→ **WHAT NEEDS TO BE DONE**
With the pictures omitted, write out the entries that follow exactly as they stand.

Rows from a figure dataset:
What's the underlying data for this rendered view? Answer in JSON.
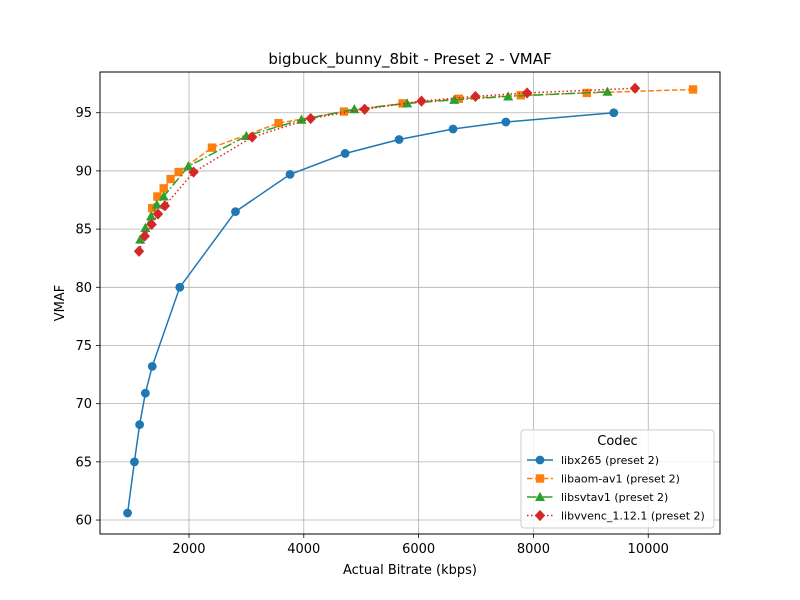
{
  "chart_data": {
    "type": "line",
    "title": "bigbuck_bunny_8bit - Preset 2 - VMAF",
    "xlabel": "Actual Bitrate (kbps)",
    "ylabel": "VMAF",
    "xlim": [
      450,
      11250
    ],
    "ylim": [
      58.8,
      98.5
    ],
    "xticks": [
      2000,
      4000,
      6000,
      8000,
      10000
    ],
    "yticks": [
      60,
      65,
      70,
      75,
      80,
      85,
      90,
      95
    ],
    "grid": true,
    "legend": {
      "title": "Codec",
      "placement": "bottom-right"
    },
    "series": [
      {
        "name": "libx265 (preset 2)",
        "color": "#1f77b4",
        "marker": "circle",
        "linestyle": "solid",
        "x": [
          930,
          1050,
          1140,
          1240,
          1360,
          1840,
          2810,
          3760,
          4720,
          5660,
          6600,
          7520,
          9400
        ],
        "y": [
          60.6,
          65.0,
          68.2,
          70.9,
          73.2,
          80.0,
          86.5,
          89.7,
          91.5,
          92.7,
          93.6,
          94.2,
          95.0
        ]
      },
      {
        "name": "libaom-av1 (preset 2)",
        "color": "#ff7f0e",
        "marker": "square",
        "linestyle": "dashed",
        "x": [
          1360,
          1450,
          1560,
          1680,
          1820,
          2400,
          3560,
          4700,
          5720,
          6700,
          7780,
          8930,
          10780
        ],
        "y": [
          86.8,
          87.8,
          88.5,
          89.3,
          89.9,
          92.0,
          94.1,
          95.1,
          95.8,
          96.2,
          96.5,
          96.7,
          97.0
        ]
      },
      {
        "name": "libsvtav1 (preset 2)",
        "color": "#2ca02c",
        "marker": "triangle",
        "linestyle": "dashdot",
        "x": [
          1150,
          1240,
          1340,
          1440,
          1560,
          1990,
          3000,
          3960,
          4880,
          5800,
          6620,
          7560,
          9290
        ],
        "y": [
          84.1,
          85.1,
          86.1,
          87.1,
          87.8,
          90.4,
          93.0,
          94.4,
          95.3,
          95.8,
          96.1,
          96.4,
          96.8
        ]
      },
      {
        "name": "libvvenc_1.12.1 (preset 2)",
        "color": "#d62728",
        "marker": "diamond",
        "linestyle": "dotted",
        "x": [
          1130,
          1230,
          1350,
          1460,
          1580,
          2080,
          3100,
          4120,
          5060,
          6050,
          6990,
          7890,
          9770
        ],
        "y": [
          83.1,
          84.4,
          85.4,
          86.3,
          87.0,
          89.9,
          92.9,
          94.5,
          95.3,
          96.0,
          96.4,
          96.7,
          97.1
        ]
      }
    ]
  }
}
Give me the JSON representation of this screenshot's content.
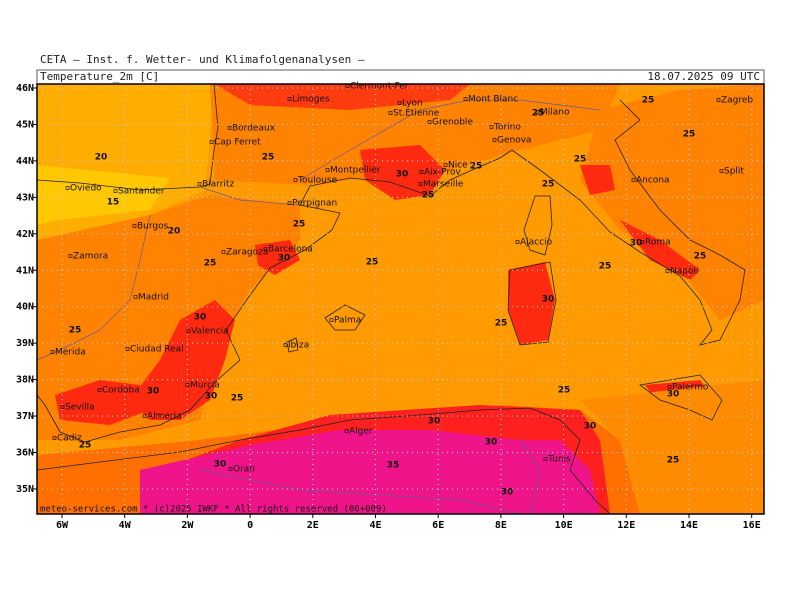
{
  "header": {
    "institute": "CETA – Inst. f. Wetter- und Klimafolgenanalysen –",
    "variable": "Temperature_2m [C]",
    "valid_time": "18.07.2025 09 UTC"
  },
  "map": {
    "lon_ticks": [
      {
        "value": -6,
        "label": "6W"
      },
      {
        "value": -4,
        "label": "4W"
      },
      {
        "value": -2,
        "label": "2W"
      },
      0,
      {
        "value": 2,
        "label": "2E"
      },
      {
        "value": 4,
        "label": "4E"
      },
      {
        "value": 6,
        "label": "6E"
      },
      {
        "value": 8,
        "label": "8E"
      },
      {
        "value": 10,
        "label": "10E"
      },
      {
        "value": 12,
        "label": "12E"
      },
      {
        "value": 14,
        "label": "14E"
      },
      {
        "value": 16,
        "label": "16E"
      }
    ],
    "lat_ticks": [
      {
        "value": 46,
        "label": "46N"
      },
      {
        "value": 45,
        "label": "45N"
      },
      {
        "value": 44,
        "label": "44N"
      },
      {
        "value": 43,
        "label": "43N"
      },
      {
        "value": 42,
        "label": "42N"
      },
      {
        "value": 41,
        "label": "41N"
      },
      {
        "value": 40,
        "label": "40N"
      },
      {
        "value": 39,
        "label": "39N"
      },
      {
        "value": 38,
        "label": "38N"
      },
      {
        "value": 37,
        "label": "37N"
      },
      {
        "value": 36,
        "label": "36N"
      },
      {
        "value": 35,
        "label": "35N"
      }
    ],
    "cities": [
      "Limoges",
      "Clermont-Fer",
      "Lyon",
      "St.Etienne",
      "Grenoble",
      "Mont Blanc",
      "Milano",
      "Torino",
      "Genova",
      "Bordeaux",
      "Cap Ferret",
      "Montpellier",
      "Toulouse",
      "Nice",
      "Aix-Prov",
      "Marseille",
      "Biarritz",
      "Oviedo",
      "Santander",
      "Perpignan",
      "Burgos",
      "Ajaccio",
      "Roma",
      "Zaragoza",
      "Barcelona",
      "Zamora",
      "Napoli",
      "Madrid",
      "Palma",
      "Valencia",
      "Ibiza",
      "Merida",
      "Ciudad Real",
      "Murcia",
      "Cordoba",
      "Almeria",
      "Sevilla",
      "Palermo",
      "Cadiz",
      "Alger",
      "Tunis",
      "Oran",
      "Zagreb",
      "Ancona",
      "Split"
    ],
    "contour_labels": [
      20,
      15,
      20,
      25,
      25,
      25,
      30,
      25,
      25,
      30,
      25,
      25,
      25,
      25,
      25,
      25,
      25,
      30,
      25,
      25,
      30,
      25,
      25,
      30,
      30,
      30,
      25,
      30,
      30,
      30,
      25,
      35,
      30,
      30,
      25,
      30
    ]
  },
  "footer": "meteo-services.com * (c)2025 IWKF * All rights reserved (00+009)"
}
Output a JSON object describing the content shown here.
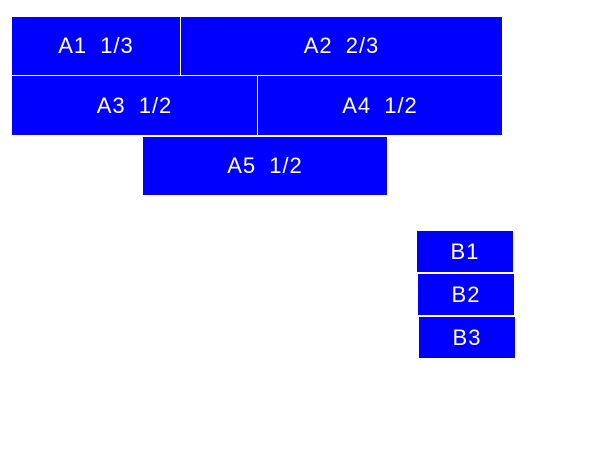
{
  "colors": {
    "box": "#0000ff",
    "text": "#ffffff"
  },
  "group_a": [
    {
      "label": "A1 1/3"
    },
    {
      "label": "A2 2/3"
    },
    {
      "label": "A3 1/2"
    },
    {
      "label": "A4 1/2"
    },
    {
      "label": "A5 1/2"
    }
  ],
  "group_b": [
    {
      "label": "B1"
    },
    {
      "label": "B2"
    },
    {
      "label": "B3"
    }
  ]
}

→ **RESULT FOR THIS TASK**
What's the underlying data for this rendered view? Answer in JSON.
{
  "chart_data": {
    "type": "line",
    "title": "bigbuck_bunny_8bit - Preset 2 - VMAF",
    "xlabel": "Actual Bitrate (kbps)",
    "ylabel": "VMAF",
    "xlim": [
      450,
      11250
    ],
    "ylim": [
      58.8,
      98.5
    ],
    "xticks": [
      2000,
      4000,
      6000,
      8000,
      10000
    ],
    "yticks": [
      60,
      65,
      70,
      75,
      80,
      85,
      90,
      95
    ],
    "grid": true,
    "legend": {
      "title": "Codec",
      "placement": "bottom-right"
    },
    "series": [
      {
        "name": "libx265 (preset 2)",
        "color": "#1f77b4",
        "marker": "circle",
        "linestyle": "solid",
        "x": [
          930,
          1050,
          1140,
          1240,
          1360,
          1840,
          2810,
          3760,
          4720,
          5660,
          6600,
          7520,
          9400
        ],
        "y": [
          60.6,
          65.0,
          68.2,
          70.9,
          73.2,
          80.0,
          86.5,
          89.7,
          91.5,
          92.7,
          93.6,
          94.2,
          95.0
        ]
      },
      {
        "name": "libaom-av1 (preset 2)",
        "color": "#ff7f0e",
        "marker": "square",
        "linestyle": "dashed",
        "x": [
          1360,
          1450,
          1560,
          1680,
          1820,
          2400,
          3560,
          4700,
          5720,
          6700,
          7780,
          8930,
          10780
        ],
        "y": [
          86.8,
          87.8,
          88.5,
          89.3,
          89.9,
          92.0,
          94.1,
          95.1,
          95.8,
          96.2,
          96.5,
          96.7,
          97.0
        ]
      },
      {
        "name": "libsvtav1 (preset 2)",
        "color": "#2ca02c",
        "marker": "triangle",
        "linestyle": "dashdot",
        "x": [
          1150,
          1240,
          1340,
          1440,
          1560,
          1990,
          3000,
          3960,
          4880,
          5800,
          6620,
          7560,
          9290
        ],
        "y": [
          84.1,
          85.1,
          86.1,
          87.1,
          87.8,
          90.4,
          93.0,
          94.4,
          95.3,
          95.8,
          96.1,
          96.4,
          96.8
        ]
      },
      {
        "name": "libvvenc_1.12.1 (preset 2)",
        "color": "#d62728",
        "marker": "diamond",
        "linestyle": "dotted",
        "x": [
          1130,
          1230,
          1350,
          1460,
          1580,
          2080,
          3100,
          4120,
          5060,
          6050,
          6990,
          7890,
          9770
        ],
        "y": [
          83.1,
          84.4,
          85.4,
          86.3,
          87.0,
          89.9,
          92.9,
          94.5,
          95.3,
          96.0,
          96.4,
          96.7,
          97.1
        ]
      }
    ]
  }
}
Give me the JSON representation of this screenshot's content.
{
  "header": {
    "institute": "CETA – Inst. f. Wetter- und Klimafolgenanalysen –",
    "variable": "Temperature_2m [C]",
    "valid_time": "18.07.2025 09 UTC"
  },
  "map": {
    "lon_ticks": [
      {
        "value": -6,
        "label": "6W"
      },
      {
        "value": -4,
        "label": "4W"
      },
      {
        "value": -2,
        "label": "2W"
      },
      0,
      {
        "value": 2,
        "label": "2E"
      },
      {
        "value": 4,
        "label": "4E"
      },
      {
        "value": 6,
        "label": "6E"
      },
      {
        "value": 8,
        "label": "8E"
      },
      {
        "value": 10,
        "label": "10E"
      },
      {
        "value": 12,
        "label": "12E"
      },
      {
        "value": 14,
        "label": "14E"
      },
      {
        "value": 16,
        "label": "16E"
      }
    ],
    "lat_ticks": [
      {
        "value": 46,
        "label": "46N"
      },
      {
        "value": 45,
        "label": "45N"
      },
      {
        "value": 44,
        "label": "44N"
      },
      {
        "value": 43,
        "label": "43N"
      },
      {
        "value": 42,
        "label": "42N"
      },
      {
        "value": 41,
        "label": "41N"
      },
      {
        "value": 40,
        "label": "40N"
      },
      {
        "value": 39,
        "label": "39N"
      },
      {
        "value": 38,
        "label": "38N"
      },
      {
        "value": 37,
        "label": "37N"
      },
      {
        "value": 36,
        "label": "36N"
      },
      {
        "value": 35,
        "label": "35N"
      }
    ],
    "cities": [
      "Limoges",
      "Clermont-Fer",
      "Lyon",
      "St.Etienne",
      "Grenoble",
      "Mont Blanc",
      "Milano",
      "Torino",
      "Genova",
      "Bordeaux",
      "Cap Ferret",
      "Montpellier",
      "Toulouse",
      "Nice",
      "Aix-Prov",
      "Marseille",
      "Biarritz",
      "Oviedo",
      "Santander",
      "Perpignan",
      "Burgos",
      "Ajaccio",
      "Roma",
      "Zaragoza",
      "Barcelona",
      "Zamora",
      "Napoli",
      "Madrid",
      "Palma",
      "Valencia",
      "Ibiza",
      "Merida",
      "Ciudad Real",
      "Murcia",
      "Cordoba",
      "Almeria",
      "Sevilla",
      "Palermo",
      "Cadiz",
      "Alger",
      "Tunis",
      "Oran",
      "Zagreb",
      "Ancona",
      "Split"
    ],
    "contour_labels": [
      20,
      15,
      20,
      25,
      25,
      25,
      30,
      25,
      25,
      30,
      25,
      25,
      25,
      25,
      25,
      25,
      25,
      30,
      25,
      25,
      30,
      25,
      25,
      30,
      30,
      30,
      25,
      30,
      30,
      30,
      25,
      35,
      30,
      30,
      25,
      30
    ]
  },
  "footer": "meteo-services.com * (c)2025 IWKF * All rights reserved (00+009)"
}
Output a JSON object describing the content shown here.
{
  "colors": {
    "box": "#0000ff",
    "text": "#ffffff"
  },
  "group_a": [
    {
      "label": "A1 1/3"
    },
    {
      "label": "A2 2/3"
    },
    {
      "label": "A3 1/2"
    },
    {
      "label": "A4 1/2"
    },
    {
      "label": "A5 1/2"
    }
  ],
  "group_b": [
    {
      "label": "B1"
    },
    {
      "label": "B2"
    },
    {
      "label": "B3"
    }
  ]
}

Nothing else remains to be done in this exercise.